* _Short task_: Take the data below and repeat it exactly.
------------------------
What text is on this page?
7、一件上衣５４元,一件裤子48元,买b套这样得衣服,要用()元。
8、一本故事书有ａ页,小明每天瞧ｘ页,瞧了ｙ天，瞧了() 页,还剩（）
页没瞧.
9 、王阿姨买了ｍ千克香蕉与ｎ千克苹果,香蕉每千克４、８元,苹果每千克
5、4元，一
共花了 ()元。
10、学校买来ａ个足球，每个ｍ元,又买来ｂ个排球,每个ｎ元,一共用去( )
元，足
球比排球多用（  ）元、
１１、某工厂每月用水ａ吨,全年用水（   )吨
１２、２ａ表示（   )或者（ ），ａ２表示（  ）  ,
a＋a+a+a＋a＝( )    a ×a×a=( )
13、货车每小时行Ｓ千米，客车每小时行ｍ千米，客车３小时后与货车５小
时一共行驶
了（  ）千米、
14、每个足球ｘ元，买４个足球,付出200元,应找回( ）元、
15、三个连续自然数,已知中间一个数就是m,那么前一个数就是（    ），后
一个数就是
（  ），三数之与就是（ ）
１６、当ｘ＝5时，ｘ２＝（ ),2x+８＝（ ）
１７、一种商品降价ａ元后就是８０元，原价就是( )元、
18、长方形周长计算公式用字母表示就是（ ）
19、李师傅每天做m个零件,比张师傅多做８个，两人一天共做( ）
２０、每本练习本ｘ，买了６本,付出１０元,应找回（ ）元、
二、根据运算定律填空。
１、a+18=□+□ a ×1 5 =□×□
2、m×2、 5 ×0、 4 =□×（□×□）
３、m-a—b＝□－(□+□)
------------------------
* _Answer for this exercise_:
What text is on this page?
7、一件上衣５４元,一件裤子48元,买b套这样得衣服,要用()元。
8、一本故事书有ａ页,小明每天瞧ｘ页,瞧了ｙ天，瞧了() 页,还剩（）
页没瞧.
9 、王阿姨买了ｍ千克香蕉与ｎ千克苹果,香蕉每千克４、８元,苹果每千克
5、4元，一
共花了 ()元。
10、学校买来ａ个足球，每个ｍ元,又买来ｂ个排球,每个ｎ元,一共用去( )
元，足
球比排球多用（  ）元、
１１、某工厂每月用水ａ吨,全年用水（   )吨
１２、２ａ表示（   )或者（ ），ａ２表示（  ）  ,
a＋a+a+a＋a＝( )    a ×a×a=( )
13、货车每小时行Ｓ千米，客车每小时行ｍ千米，客车３小时后与货车５小
时一共行驶
了（  ）千米、
14、每个足球ｘ元，买４个足球,付出200元,应找回( ）元、
15、三个连续自然数,已知中间一个数就是m,那么前一个数就是（    ），后
一个数就是
（  ），三数之与就是（ ）
１６、当ｘ＝5时，ｘ２＝（ ),2x+８＝（ ）
１７、一种商品降价ａ元后就是８０元，原价就是( )元、
18、长方形周长计算公式用字母表示就是（ ）
19、李师傅每天做m个零件,比张师傅多做８个，两人一天共做( ）
２０、每本练习本ｘ，买了６本,付出１０元,应找回（ ）元、
二、根据运算定律填空。
１、a+18=□+□ a ×1 5 =□×□
2、m×2、 5 ×0、 4 =□×（□×□）
３、m-a—b＝□－(□+□)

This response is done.